[Begin Available records]
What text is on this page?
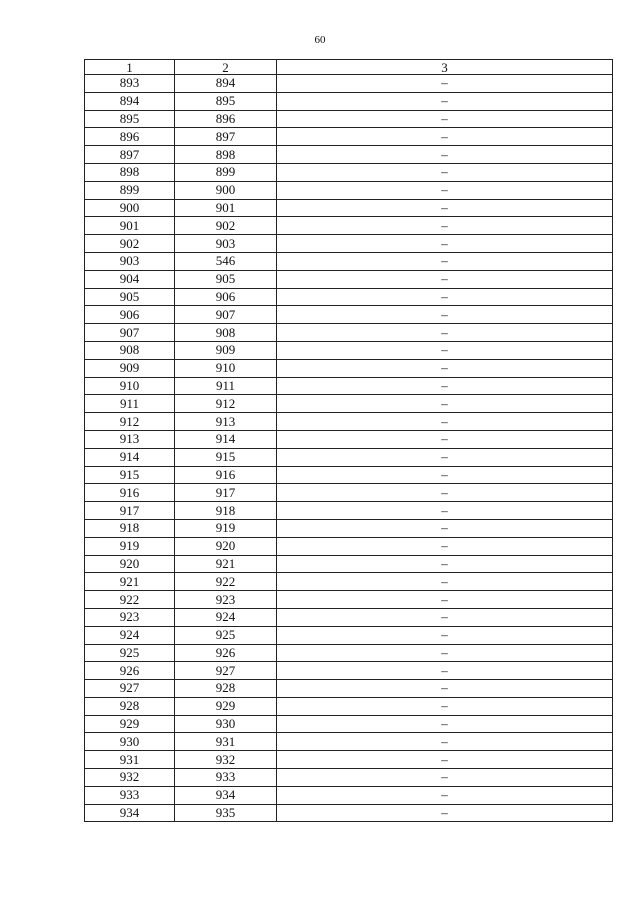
60
1	2	3
893	894	–
894	895	–
895	896	–
896	897	–
897	898	–
898	899	–
899	900	–
900	901	–
901	902	–
902	903	–
903	546	–
904	905	–
905	906	–
906	907	–
907	908	–
908	909	–
909	910	–
910	911	–
911	912	–
912	913	–
913	914	–
914	915	–
915	916	–
916	917	–
917	918	–
918	919	–
919	920	–
920	921	–
921	922	–
922	923	–
923	924	–
924	925	–
925	926	–
926	927	–
927	928	–
928	929	–
929	930	–
930	931	–
931	932	–
932	933	–
933	934	–
934	935	–
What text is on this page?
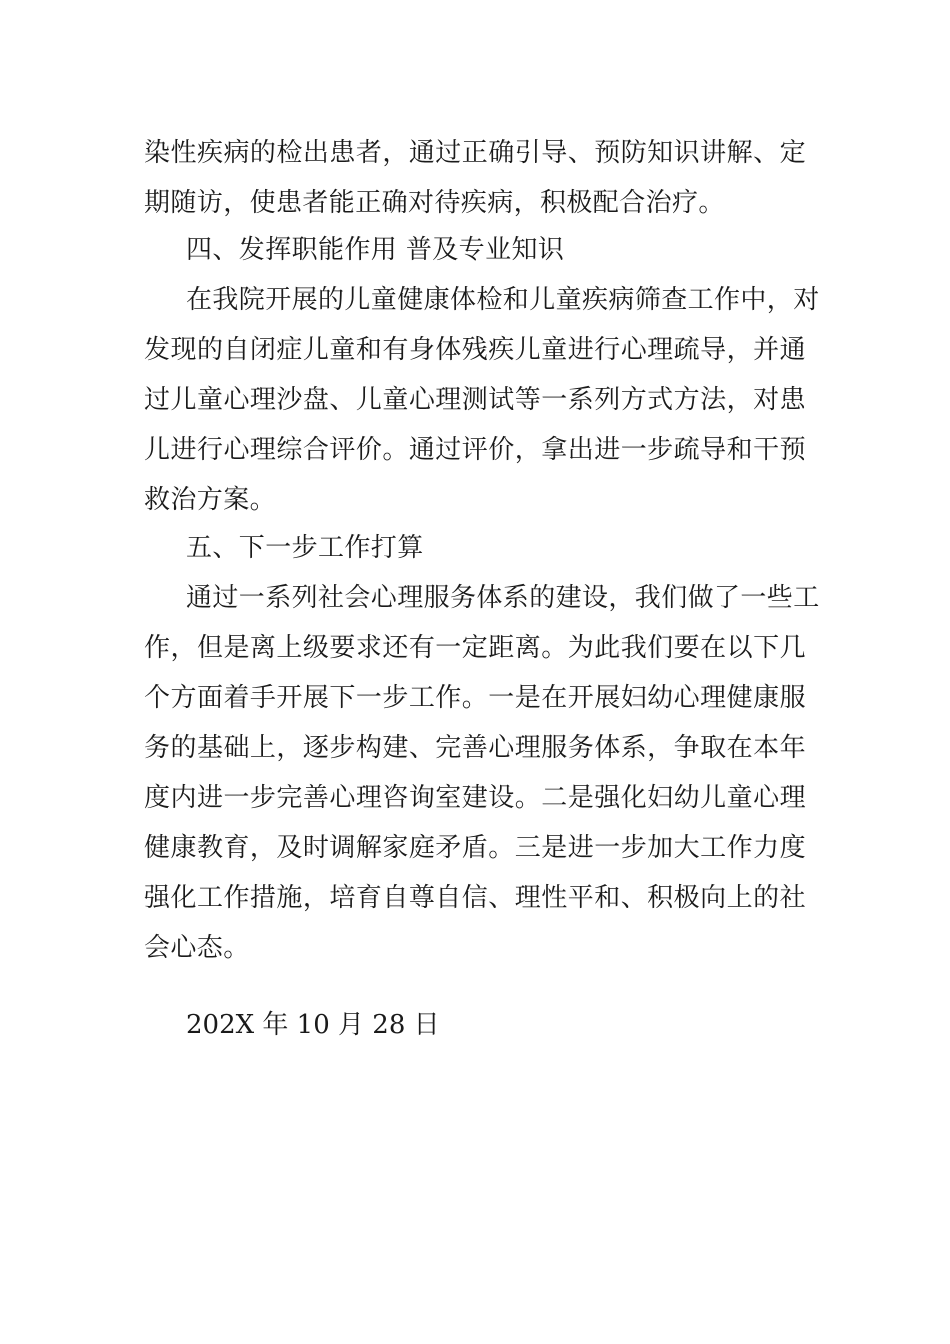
染性疾病的检出患者，通过正确引导、预防知识讲解、定
期随访，使患者能正确对待疾病，积极配合治疗。
四、发挥职能作用 普及专业知识
在我院开展的儿童健康体检和儿童疾病筛查工作中，对
发现的自闭症儿童和有身体残疾儿童进行心理疏导，并通
过儿童心理沙盘、儿童心理测试等一系列方式方法，对患
儿进行心理综合评价。通过评价，拿出进一步疏导和干预
救治方案。
五、下一步工作打算
通过一系列社会心理服务体系的建设，我们做了一些工
作，但是离上级要求还有一定距离。为此我们要在以下几
个方面着手开展下一步工作。一是在开展妇幼心理健康服
务的基础上，逐步构建、完善心理服务体系，争取在本年
度内进一步完善心理咨询室建设。二是强化妇幼儿童心理
健康教育，及时调解家庭矛盾。三是进一步加大工作力度
强化工作措施，培育自尊自信、理性平和、积极向上的社
会心态。
202X 年 10 月 28 日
[End Available records]
= Problem =
Leave the pictures out and write out every entry exactly as given.

= Correct answer =
What text is on this page?
60
1	2	3
893	894	–
894	895	–
895	896	–
896	897	–
897	898	–
898	899	–
899	900	–
900	901	–
901	902	–
902	903	–
903	546	–
904	905	–
905	906	–
906	907	–
907	908	–
908	909	–
909	910	–
910	911	–
911	912	–
912	913	–
913	914	–
914	915	–
915	916	–
916	917	–
917	918	–
918	919	–
919	920	–
920	921	–
921	922	–
922	923	–
923	924	–
924	925	–
925	926	–
926	927	–
927	928	–
928	929	–
929	930	–
930	931	–
931	932	–
932	933	–
933	934	–
934	935	–
What text is on this page?
染性疾病的检出患者，通过正确引导、预防知识讲解、定
期随访，使患者能正确对待疾病，积极配合治疗。
四、发挥职能作用 普及专业知识
在我院开展的儿童健康体检和儿童疾病筛查工作中，对
发现的自闭症儿童和有身体残疾儿童进行心理疏导，并通
过儿童心理沙盘、儿童心理测试等一系列方式方法，对患
儿进行心理综合评价。通过评价，拿出进一步疏导和干预
救治方案。
五、下一步工作打算
通过一系列社会心理服务体系的建设，我们做了一些工
作，但是离上级要求还有一定距离。为此我们要在以下几
个方面着手开展下一步工作。一是在开展妇幼心理健康服
务的基础上，逐步构建、完善心理服务体系，争取在本年
度内进一步完善心理咨询室建设。二是强化妇幼儿童心理
健康教育，及时调解家庭矛盾。三是进一步加大工作力度
强化工作措施，培育自尊自信、理性平和、积极向上的社
会心态。
202X 年 10 月 28 日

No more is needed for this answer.